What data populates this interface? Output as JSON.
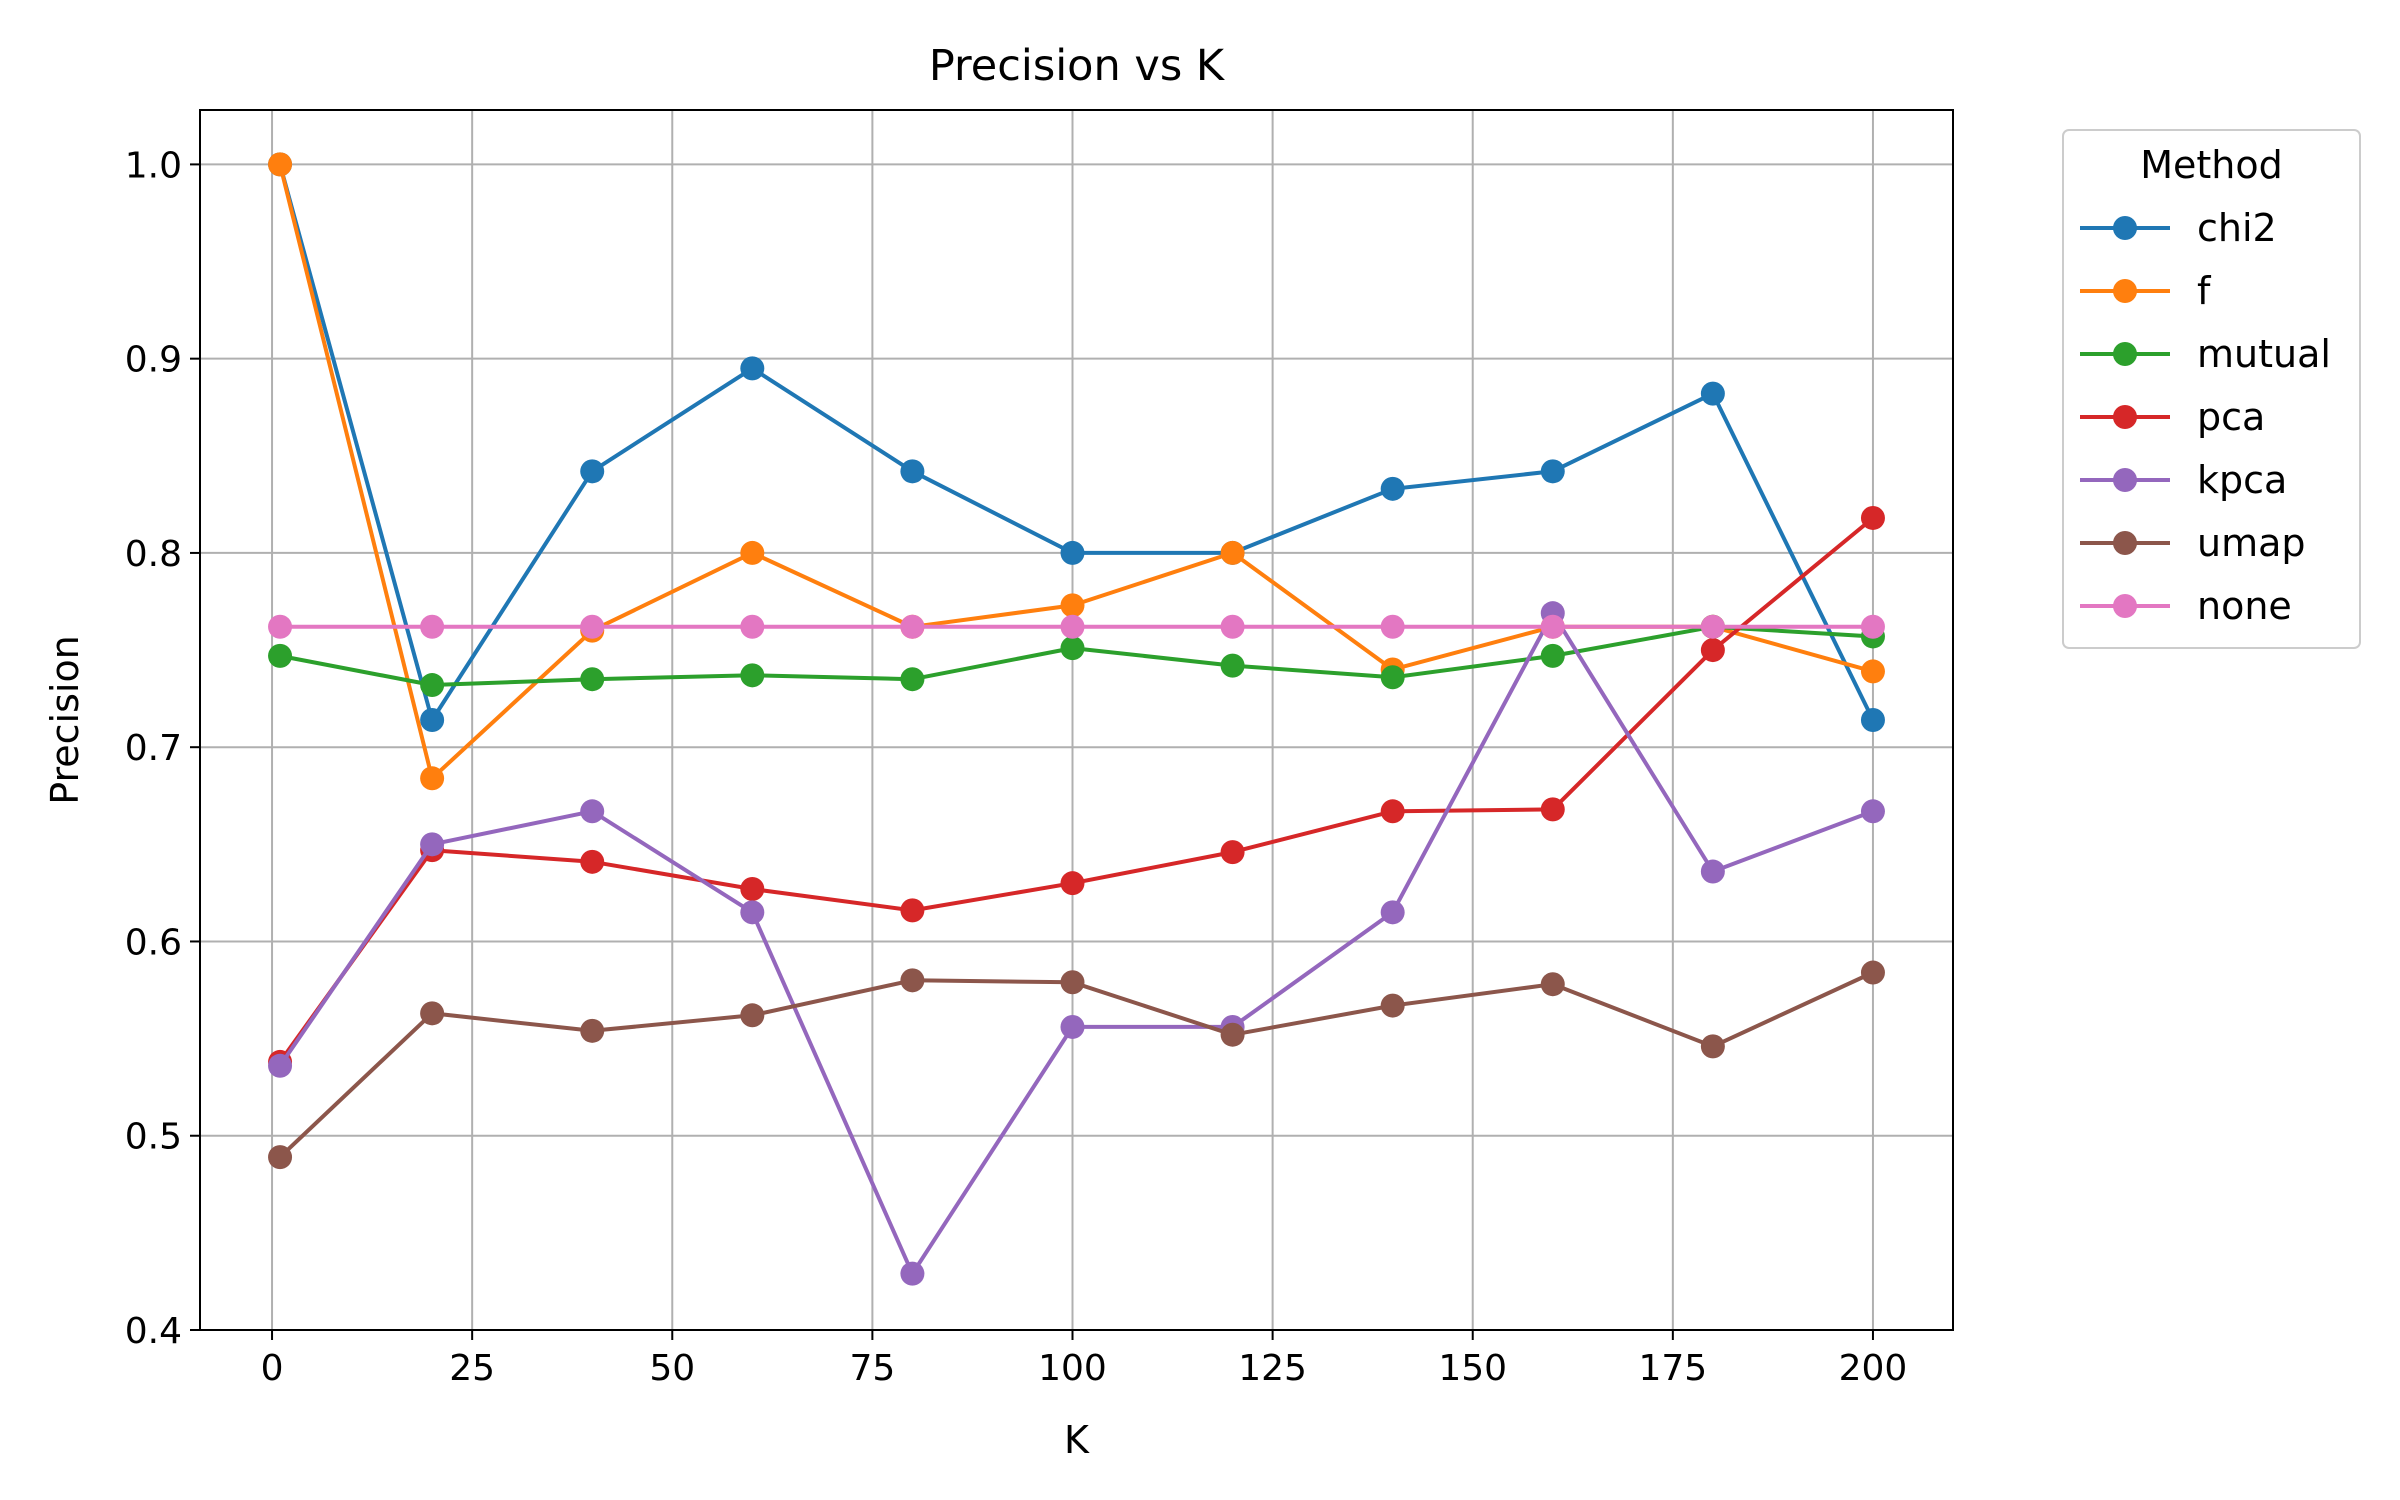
{
  "chart_data": {
    "type": "line",
    "title": "Precision vs K",
    "xlabel": "K",
    "ylabel": "Precision",
    "xlim": [
      -9,
      210
    ],
    "ylim": [
      0.4,
      1.028
    ],
    "xticks": [
      0,
      25,
      50,
      75,
      100,
      125,
      150,
      175,
      200
    ],
    "yticks": [
      0.4,
      0.5,
      0.6,
      0.7,
      0.8,
      0.9,
      1.0
    ],
    "grid": true,
    "legend": {
      "title": "Method",
      "placement": "outside-top-right"
    },
    "x": [
      1,
      20,
      40,
      60,
      80,
      100,
      120,
      140,
      160,
      180,
      200
    ],
    "series": [
      {
        "name": "chi2",
        "color": "#1f77b4",
        "values": [
          1.0,
          0.714,
          0.842,
          0.895,
          0.842,
          0.8,
          0.8,
          0.833,
          0.842,
          0.882,
          0.714
        ]
      },
      {
        "name": "f",
        "color": "#ff7f0e",
        "values": [
          1.0,
          0.684,
          0.76,
          0.8,
          0.762,
          0.773,
          0.8,
          0.74,
          0.762,
          0.762,
          0.739
        ]
      },
      {
        "name": "mutual",
        "color": "#2ca02c",
        "values": [
          0.747,
          0.732,
          0.735,
          0.737,
          0.735,
          0.751,
          0.742,
          0.736,
          0.747,
          0.762,
          0.757
        ]
      },
      {
        "name": "pca",
        "color": "#d62728",
        "values": [
          0.538,
          0.647,
          0.641,
          0.627,
          0.616,
          0.63,
          0.646,
          0.667,
          0.668,
          0.75,
          0.818
        ]
      },
      {
        "name": "kpca",
        "color": "#9467bd",
        "values": [
          0.536,
          0.65,
          0.667,
          0.615,
          0.429,
          0.556,
          0.556,
          0.615,
          0.769,
          0.636,
          0.667
        ]
      },
      {
        "name": "umap",
        "color": "#8c564b",
        "values": [
          0.489,
          0.563,
          0.554,
          0.562,
          0.58,
          0.579,
          0.552,
          0.567,
          0.578,
          0.546,
          0.584
        ]
      },
      {
        "name": "none",
        "color": "#e377c2",
        "values": [
          0.762,
          0.762,
          0.762,
          0.762,
          0.762,
          0.762,
          0.762,
          0.762,
          0.762,
          0.762,
          0.762
        ]
      }
    ]
  }
}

★ ★ ★ ★

Show all lines from the data above in which the word "color" appears.

        "color": "#1f77b4",
        "color": "#ff7f0e",
        "color": "#2ca02c",
        "color": "#d62728",
        "color": "#9467bd",
        "color": "#8c564b",
        "color": "#e377c2",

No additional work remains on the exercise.